### Work instructions
Quote, verbatim, all material below, without pictures.

────────────────

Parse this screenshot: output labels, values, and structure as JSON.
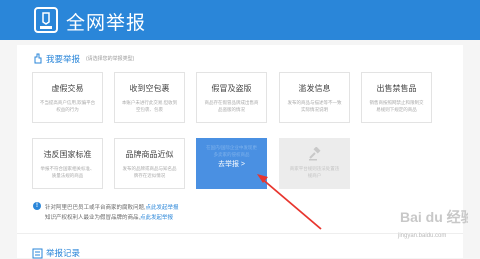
{
  "header": {
    "title": "全网举报"
  },
  "report_section": {
    "title": "我要举报",
    "subtitle": "(请选择您的举报类型)",
    "categories": [
      {
        "label": "虚假交易",
        "desc": "不当提高商户信用,欺骗平台权益的行为"
      },
      {
        "label": "收到空包裹",
        "desc": "本账户未进行此交易,但收到空包裹、包裹"
      },
      {
        "label": "假冒及盗版",
        "desc": "商品存在假冒品牌成出售商品盗版的情况"
      },
      {
        "label": "滥发信息",
        "desc": "发布的商品与描述等不一致实际情况说明"
      },
      {
        "label": "出售禁售品",
        "desc": "销售商按照网禁止和限制交易规则下规定的商品"
      },
      {
        "label": "违反国家标准",
        "desc": "举报不符合国家相关标准、质量法规的商品"
      },
      {
        "label": "品牌商品近似",
        "desc": "发布的品牌或商品与知名品牌存在近似情况"
      }
    ],
    "report_card": {
      "ghost_text": "在国内/国际企业中发现更多卖家的侵权商品",
      "button_label": "去举报 >"
    },
    "disabled_card": {
      "icon": "gavel-icon",
      "desc": "商家平台规则违法处置违规商户"
    }
  },
  "notes": [
    {
      "text": "针对阿里巴巴员工或平台商家的腐败问题,",
      "link": "点此发起举报"
    },
    {
      "text": "知识产权权利人最业为假冒品牌的商品,",
      "link": "点此发起举报"
    }
  ],
  "records_section": {
    "title": "举报记录"
  },
  "watermark": {
    "brand": "Bai du 经验",
    "url": "jingyan.baidu.com"
  },
  "colors": {
    "brand": "#2a86d9",
    "card_active": "#4a90e2",
    "arrow": "#e8352e"
  }
}
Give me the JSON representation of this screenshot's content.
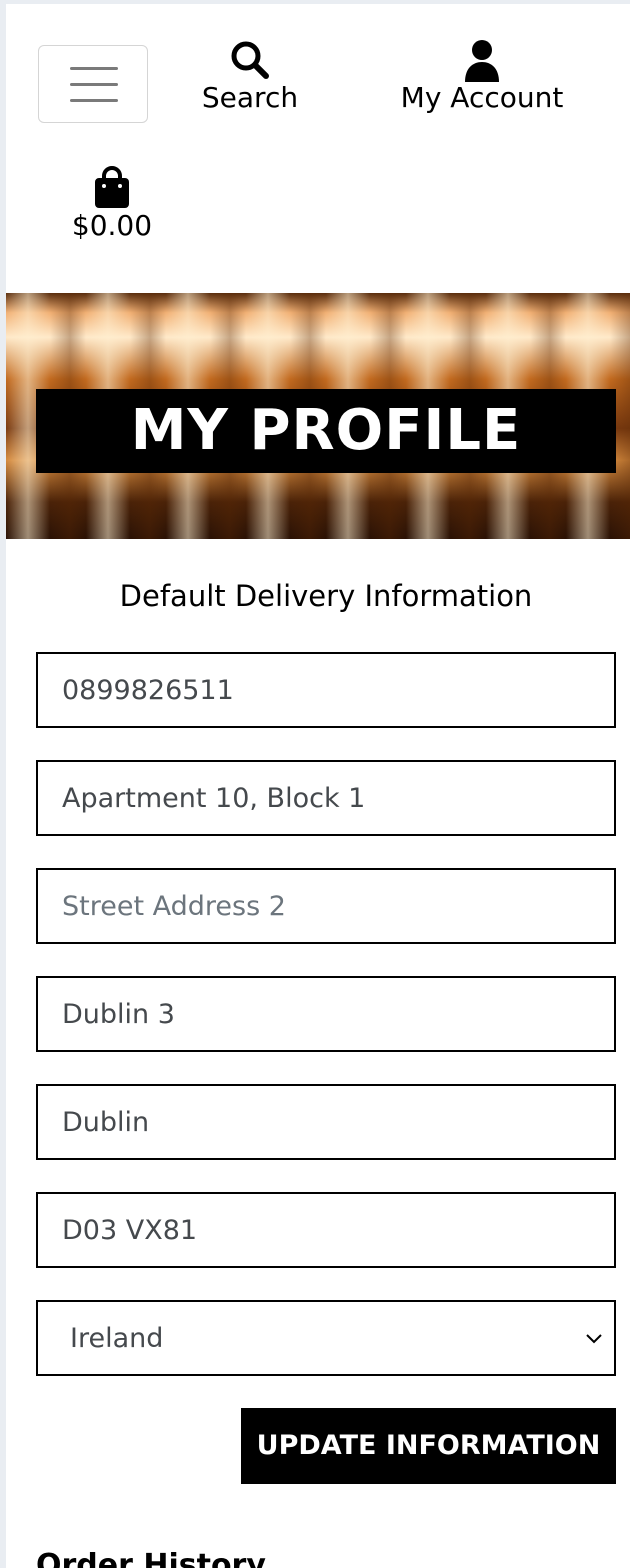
{
  "header": {
    "menu_toggle": {
      "icon": "hamburger-icon"
    },
    "search": {
      "label": "Search",
      "icon": "search-icon"
    },
    "account": {
      "label": "My Account",
      "icon": "user-icon"
    },
    "bag": {
      "total": "$0.00",
      "icon": "shopping-bag-icon"
    }
  },
  "hero": {
    "title": "MY PROFILE"
  },
  "form": {
    "heading": "Default Delivery Information",
    "phone": {
      "value": "0899826511"
    },
    "street_address_1": {
      "value": "Apartment 10, Block 1"
    },
    "street_address_2": {
      "value": "",
      "placeholder": "Street Address 2"
    },
    "town": {
      "value": "Dublin 3"
    },
    "county": {
      "value": "Dublin"
    },
    "postcode": {
      "value": "D03 VX81"
    },
    "country": {
      "selected": "Ireland",
      "icon": "chevron-down-icon"
    },
    "submit_label": "UPDATE INFORMATION"
  },
  "order_history": {
    "heading": "Order History"
  },
  "colors": {
    "background": "#ffffff",
    "title_bg": "#000000",
    "title_text": "#ffffff",
    "field_border": "#000000",
    "field_text": "#45494d",
    "placeholder_text": "#6c757d"
  }
}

────────────────

### Reply to the task
Parse this screenshot: output labels, values, and structure as JSON.
{
  "header": {
    "title": "全网举报"
  },
  "report_section": {
    "title": "我要举报",
    "subtitle": "(请选择您的举报类型)",
    "categories": [
      {
        "label": "虚假交易",
        "desc": "不当提高商户信用,欺骗平台权益的行为"
      },
      {
        "label": "收到空包裹",
        "desc": "本账户未进行此交易,但收到空包裹、包裹"
      },
      {
        "label": "假冒及盗版",
        "desc": "商品存在假冒品牌成出售商品盗版的情况"
      },
      {
        "label": "滥发信息",
        "desc": "发布的商品与描述等不一致实际情况说明"
      },
      {
        "label": "出售禁售品",
        "desc": "销售商按照网禁止和限制交易规则下规定的商品"
      },
      {
        "label": "违反国家标准",
        "desc": "举报不符合国家相关标准、质量法规的商品"
      },
      {
        "label": "品牌商品近似",
        "desc": "发布的品牌或商品与知名品牌存在近似情况"
      }
    ],
    "report_card": {
      "ghost_text": "在国内/国际企业中发现更多卖家的侵权商品",
      "button_label": "去举报 >"
    },
    "disabled_card": {
      "icon": "gavel-icon",
      "desc": "商家平台规则违法处置违规商户"
    }
  },
  "notes": [
    {
      "text": "针对阿里巴巴员工或平台商家的腐败问题,",
      "link": "点此发起举报"
    },
    {
      "text": "知识产权权利人最业为假冒品牌的商品,",
      "link": "点此发起举报"
    }
  ],
  "records_section": {
    "title": "举报记录"
  },
  "watermark": {
    "brand": "Bai du 经验",
    "url": "jingyan.baidu.com"
  },
  "colors": {
    "brand": "#2a86d9",
    "card_active": "#4a90e2",
    "arrow": "#e8352e"
  }
}
Give me the JSON representation of this screenshot's content.
{
  "header": {
    "menu_toggle": {
      "icon": "hamburger-icon"
    },
    "search": {
      "label": "Search",
      "icon": "search-icon"
    },
    "account": {
      "label": "My Account",
      "icon": "user-icon"
    },
    "bag": {
      "total": "$0.00",
      "icon": "shopping-bag-icon"
    }
  },
  "hero": {
    "title": "MY PROFILE"
  },
  "form": {
    "heading": "Default Delivery Information",
    "phone": {
      "value": "0899826511"
    },
    "street_address_1": {
      "value": "Apartment 10, Block 1"
    },
    "street_address_2": {
      "value": "",
      "placeholder": "Street Address 2"
    },
    "town": {
      "value": "Dublin 3"
    },
    "county": {
      "value": "Dublin"
    },
    "postcode": {
      "value": "D03 VX81"
    },
    "country": {
      "selected": "Ireland",
      "icon": "chevron-down-icon"
    },
    "submit_label": "UPDATE INFORMATION"
  },
  "order_history": {
    "heading": "Order History"
  },
  "colors": {
    "background": "#ffffff",
    "title_bg": "#000000",
    "title_text": "#ffffff",
    "field_border": "#000000",
    "field_text": "#45494d",
    "placeholder_text": "#6c757d"
  }
}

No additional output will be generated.